[Instruction]
Scan the data below for the string "been". Show every line where it turns up.

━━━━

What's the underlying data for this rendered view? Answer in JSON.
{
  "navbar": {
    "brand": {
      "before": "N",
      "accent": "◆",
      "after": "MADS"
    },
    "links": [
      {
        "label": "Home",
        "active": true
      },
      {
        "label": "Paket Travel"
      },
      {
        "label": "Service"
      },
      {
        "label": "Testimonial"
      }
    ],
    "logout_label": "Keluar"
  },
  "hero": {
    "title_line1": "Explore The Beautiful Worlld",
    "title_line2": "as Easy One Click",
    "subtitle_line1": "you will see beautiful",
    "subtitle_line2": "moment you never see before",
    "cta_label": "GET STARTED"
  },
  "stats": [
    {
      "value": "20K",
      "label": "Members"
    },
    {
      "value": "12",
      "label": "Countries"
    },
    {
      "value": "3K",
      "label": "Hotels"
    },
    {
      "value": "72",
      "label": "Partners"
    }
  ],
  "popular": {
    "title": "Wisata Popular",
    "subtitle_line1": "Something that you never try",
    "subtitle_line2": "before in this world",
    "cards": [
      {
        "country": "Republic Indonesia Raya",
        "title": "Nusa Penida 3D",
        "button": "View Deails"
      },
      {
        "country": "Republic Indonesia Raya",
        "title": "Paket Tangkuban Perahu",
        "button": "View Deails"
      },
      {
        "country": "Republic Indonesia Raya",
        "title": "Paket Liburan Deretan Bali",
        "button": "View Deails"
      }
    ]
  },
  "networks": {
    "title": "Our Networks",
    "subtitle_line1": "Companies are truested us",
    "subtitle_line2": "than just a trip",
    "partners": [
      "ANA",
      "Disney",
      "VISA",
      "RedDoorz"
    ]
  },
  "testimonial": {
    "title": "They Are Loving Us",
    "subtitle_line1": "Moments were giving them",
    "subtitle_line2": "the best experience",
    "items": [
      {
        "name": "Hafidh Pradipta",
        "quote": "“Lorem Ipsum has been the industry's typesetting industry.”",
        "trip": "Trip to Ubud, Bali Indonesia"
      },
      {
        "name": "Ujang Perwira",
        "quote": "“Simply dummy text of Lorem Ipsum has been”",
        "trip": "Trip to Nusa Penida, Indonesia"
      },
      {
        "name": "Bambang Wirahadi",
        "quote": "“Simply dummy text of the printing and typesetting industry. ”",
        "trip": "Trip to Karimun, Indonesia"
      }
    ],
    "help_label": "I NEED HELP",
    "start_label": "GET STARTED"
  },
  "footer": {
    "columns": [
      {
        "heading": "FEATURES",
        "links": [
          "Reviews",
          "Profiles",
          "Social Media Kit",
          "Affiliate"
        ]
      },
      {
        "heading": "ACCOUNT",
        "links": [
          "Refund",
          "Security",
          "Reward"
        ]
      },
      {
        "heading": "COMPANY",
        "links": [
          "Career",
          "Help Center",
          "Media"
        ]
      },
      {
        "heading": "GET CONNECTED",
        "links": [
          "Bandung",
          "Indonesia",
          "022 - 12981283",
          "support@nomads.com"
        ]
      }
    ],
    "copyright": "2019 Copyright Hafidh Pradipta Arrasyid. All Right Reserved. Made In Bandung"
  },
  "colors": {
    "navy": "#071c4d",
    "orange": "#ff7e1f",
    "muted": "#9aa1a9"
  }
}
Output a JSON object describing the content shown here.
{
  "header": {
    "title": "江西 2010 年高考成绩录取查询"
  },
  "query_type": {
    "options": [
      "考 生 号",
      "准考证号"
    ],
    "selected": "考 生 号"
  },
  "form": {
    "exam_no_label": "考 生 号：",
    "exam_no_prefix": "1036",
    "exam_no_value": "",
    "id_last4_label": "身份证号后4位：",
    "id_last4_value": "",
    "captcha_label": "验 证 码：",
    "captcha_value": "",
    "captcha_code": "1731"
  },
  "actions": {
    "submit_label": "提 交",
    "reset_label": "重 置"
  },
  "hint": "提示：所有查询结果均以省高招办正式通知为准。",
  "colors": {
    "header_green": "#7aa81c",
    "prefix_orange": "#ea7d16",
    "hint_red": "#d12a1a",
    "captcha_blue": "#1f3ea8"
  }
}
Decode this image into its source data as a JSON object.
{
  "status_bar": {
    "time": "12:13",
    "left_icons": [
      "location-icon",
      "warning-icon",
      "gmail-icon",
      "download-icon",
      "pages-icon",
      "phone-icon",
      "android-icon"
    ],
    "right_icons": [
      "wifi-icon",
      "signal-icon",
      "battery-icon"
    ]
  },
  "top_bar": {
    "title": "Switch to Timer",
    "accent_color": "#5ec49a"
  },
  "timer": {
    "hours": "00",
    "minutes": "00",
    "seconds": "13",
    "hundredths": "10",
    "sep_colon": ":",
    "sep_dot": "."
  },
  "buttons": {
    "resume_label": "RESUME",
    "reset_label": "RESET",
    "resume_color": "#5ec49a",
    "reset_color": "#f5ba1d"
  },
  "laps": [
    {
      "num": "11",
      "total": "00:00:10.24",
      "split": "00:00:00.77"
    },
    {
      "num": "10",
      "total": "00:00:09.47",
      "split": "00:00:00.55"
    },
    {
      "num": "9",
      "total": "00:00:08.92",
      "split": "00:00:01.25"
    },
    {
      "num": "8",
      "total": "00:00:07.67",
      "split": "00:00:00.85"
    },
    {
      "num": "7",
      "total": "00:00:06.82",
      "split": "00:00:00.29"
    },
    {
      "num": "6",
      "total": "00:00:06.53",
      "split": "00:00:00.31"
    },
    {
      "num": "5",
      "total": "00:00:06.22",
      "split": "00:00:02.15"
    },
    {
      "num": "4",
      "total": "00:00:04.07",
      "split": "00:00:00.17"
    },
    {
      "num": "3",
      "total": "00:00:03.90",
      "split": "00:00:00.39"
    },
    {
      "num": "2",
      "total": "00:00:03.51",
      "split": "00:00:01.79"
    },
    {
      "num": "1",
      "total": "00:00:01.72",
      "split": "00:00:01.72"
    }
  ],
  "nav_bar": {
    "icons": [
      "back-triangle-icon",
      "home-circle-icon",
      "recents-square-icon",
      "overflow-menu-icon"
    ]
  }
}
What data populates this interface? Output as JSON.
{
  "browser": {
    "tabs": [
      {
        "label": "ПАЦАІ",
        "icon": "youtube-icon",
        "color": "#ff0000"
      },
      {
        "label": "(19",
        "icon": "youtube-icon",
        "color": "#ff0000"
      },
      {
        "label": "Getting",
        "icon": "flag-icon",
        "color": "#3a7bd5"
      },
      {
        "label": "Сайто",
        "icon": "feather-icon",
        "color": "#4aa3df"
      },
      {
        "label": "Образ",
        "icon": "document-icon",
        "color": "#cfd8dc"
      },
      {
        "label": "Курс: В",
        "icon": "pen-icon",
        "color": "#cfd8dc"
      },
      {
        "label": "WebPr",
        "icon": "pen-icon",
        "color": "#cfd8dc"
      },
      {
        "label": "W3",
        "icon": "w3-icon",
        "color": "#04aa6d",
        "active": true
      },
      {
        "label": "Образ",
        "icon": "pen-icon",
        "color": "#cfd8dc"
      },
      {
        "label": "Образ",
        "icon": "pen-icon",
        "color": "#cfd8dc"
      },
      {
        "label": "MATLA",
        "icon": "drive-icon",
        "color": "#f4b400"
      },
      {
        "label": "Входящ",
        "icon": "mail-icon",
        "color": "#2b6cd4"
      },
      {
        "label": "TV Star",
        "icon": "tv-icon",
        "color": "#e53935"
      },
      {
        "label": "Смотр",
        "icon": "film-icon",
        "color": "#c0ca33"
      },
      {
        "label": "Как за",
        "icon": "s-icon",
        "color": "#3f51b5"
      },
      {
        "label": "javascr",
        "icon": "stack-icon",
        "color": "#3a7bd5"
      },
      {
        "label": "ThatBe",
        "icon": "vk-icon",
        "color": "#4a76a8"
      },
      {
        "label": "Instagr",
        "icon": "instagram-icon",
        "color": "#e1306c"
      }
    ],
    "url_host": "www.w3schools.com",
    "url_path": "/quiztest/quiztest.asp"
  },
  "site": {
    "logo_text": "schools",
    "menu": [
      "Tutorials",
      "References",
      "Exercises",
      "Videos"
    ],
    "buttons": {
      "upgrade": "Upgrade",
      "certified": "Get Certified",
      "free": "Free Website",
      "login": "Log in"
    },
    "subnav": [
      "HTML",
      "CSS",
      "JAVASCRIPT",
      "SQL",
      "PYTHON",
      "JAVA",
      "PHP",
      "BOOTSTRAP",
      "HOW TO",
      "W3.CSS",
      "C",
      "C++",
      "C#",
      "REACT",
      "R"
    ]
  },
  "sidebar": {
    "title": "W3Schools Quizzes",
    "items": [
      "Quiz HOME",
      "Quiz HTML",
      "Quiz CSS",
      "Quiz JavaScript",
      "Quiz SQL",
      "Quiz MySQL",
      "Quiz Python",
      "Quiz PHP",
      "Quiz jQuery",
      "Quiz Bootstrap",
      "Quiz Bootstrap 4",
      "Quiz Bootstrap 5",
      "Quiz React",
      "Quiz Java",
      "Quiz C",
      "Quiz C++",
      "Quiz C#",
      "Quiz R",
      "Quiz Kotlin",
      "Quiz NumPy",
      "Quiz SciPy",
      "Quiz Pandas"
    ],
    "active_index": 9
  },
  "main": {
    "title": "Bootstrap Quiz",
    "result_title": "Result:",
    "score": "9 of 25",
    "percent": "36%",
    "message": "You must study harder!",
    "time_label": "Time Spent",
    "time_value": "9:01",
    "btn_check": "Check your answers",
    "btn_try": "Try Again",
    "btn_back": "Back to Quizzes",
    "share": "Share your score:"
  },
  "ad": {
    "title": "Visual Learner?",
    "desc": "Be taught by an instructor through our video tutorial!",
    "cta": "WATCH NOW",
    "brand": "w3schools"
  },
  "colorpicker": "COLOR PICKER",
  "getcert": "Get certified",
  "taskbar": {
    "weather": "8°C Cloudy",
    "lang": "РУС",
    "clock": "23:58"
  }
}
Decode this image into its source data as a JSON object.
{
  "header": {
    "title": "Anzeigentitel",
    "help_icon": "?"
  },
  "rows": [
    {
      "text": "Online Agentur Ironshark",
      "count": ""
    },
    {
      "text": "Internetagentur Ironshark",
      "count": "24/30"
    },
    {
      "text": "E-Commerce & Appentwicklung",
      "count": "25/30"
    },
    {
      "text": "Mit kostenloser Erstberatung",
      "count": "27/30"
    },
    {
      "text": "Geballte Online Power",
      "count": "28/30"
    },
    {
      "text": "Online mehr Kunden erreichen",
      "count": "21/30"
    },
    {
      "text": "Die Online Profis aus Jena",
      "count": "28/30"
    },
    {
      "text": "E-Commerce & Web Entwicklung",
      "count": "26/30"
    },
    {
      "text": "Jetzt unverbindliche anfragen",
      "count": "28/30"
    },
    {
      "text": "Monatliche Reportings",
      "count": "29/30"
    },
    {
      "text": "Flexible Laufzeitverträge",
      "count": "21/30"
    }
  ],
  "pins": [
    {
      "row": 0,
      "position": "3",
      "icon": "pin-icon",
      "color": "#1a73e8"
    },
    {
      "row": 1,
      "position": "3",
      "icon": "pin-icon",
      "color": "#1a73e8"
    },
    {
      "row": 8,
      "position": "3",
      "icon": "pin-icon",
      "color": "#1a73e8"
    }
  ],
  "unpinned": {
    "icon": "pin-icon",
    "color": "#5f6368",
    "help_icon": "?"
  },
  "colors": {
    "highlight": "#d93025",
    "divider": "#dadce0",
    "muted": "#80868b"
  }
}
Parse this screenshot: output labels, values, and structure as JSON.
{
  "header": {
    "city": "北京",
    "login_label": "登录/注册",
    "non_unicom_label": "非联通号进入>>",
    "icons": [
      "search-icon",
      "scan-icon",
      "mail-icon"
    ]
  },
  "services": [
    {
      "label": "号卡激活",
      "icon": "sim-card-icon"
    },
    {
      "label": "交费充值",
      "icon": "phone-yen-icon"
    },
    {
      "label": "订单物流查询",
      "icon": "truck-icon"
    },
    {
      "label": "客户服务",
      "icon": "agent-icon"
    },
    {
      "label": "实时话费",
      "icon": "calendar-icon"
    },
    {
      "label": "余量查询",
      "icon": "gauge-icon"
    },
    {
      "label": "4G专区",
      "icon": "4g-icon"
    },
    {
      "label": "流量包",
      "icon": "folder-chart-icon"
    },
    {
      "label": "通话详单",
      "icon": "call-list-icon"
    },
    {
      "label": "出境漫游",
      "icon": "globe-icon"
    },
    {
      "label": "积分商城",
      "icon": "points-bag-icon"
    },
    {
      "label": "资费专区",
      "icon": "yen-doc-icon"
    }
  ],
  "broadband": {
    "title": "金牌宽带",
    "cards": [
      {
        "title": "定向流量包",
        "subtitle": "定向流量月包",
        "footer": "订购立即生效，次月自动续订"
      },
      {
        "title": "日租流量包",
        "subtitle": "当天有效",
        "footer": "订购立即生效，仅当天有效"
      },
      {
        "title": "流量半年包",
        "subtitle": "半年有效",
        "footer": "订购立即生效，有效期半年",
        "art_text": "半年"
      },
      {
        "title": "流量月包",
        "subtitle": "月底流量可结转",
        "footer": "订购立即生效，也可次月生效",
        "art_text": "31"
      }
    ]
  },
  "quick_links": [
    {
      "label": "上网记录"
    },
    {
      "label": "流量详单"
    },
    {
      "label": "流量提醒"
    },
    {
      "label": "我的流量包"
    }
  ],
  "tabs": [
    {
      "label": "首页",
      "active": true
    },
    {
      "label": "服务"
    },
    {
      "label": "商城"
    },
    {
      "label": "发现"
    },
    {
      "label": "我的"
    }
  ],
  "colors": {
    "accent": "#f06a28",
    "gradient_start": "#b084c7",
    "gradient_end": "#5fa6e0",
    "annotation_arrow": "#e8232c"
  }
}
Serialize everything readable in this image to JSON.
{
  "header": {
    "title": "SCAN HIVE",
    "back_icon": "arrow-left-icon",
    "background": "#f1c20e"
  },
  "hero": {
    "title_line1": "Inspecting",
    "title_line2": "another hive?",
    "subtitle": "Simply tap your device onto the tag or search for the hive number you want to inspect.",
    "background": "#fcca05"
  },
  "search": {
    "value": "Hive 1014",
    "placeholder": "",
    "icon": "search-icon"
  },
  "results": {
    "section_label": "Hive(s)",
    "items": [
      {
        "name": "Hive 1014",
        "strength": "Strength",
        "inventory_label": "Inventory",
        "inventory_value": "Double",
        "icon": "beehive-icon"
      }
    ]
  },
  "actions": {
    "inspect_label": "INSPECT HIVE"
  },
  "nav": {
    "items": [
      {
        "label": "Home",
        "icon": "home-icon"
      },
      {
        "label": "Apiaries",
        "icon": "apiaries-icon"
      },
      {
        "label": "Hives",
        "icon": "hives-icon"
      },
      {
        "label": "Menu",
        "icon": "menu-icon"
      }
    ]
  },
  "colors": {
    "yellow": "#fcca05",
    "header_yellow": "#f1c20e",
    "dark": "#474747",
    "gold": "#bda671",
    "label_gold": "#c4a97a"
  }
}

━━━━

[Task answer]
        "quote": "“Lorem Ipsum has been the industry's typesetting industry.”",
        "quote": "“Simply dummy text of Lorem Ipsum has been”",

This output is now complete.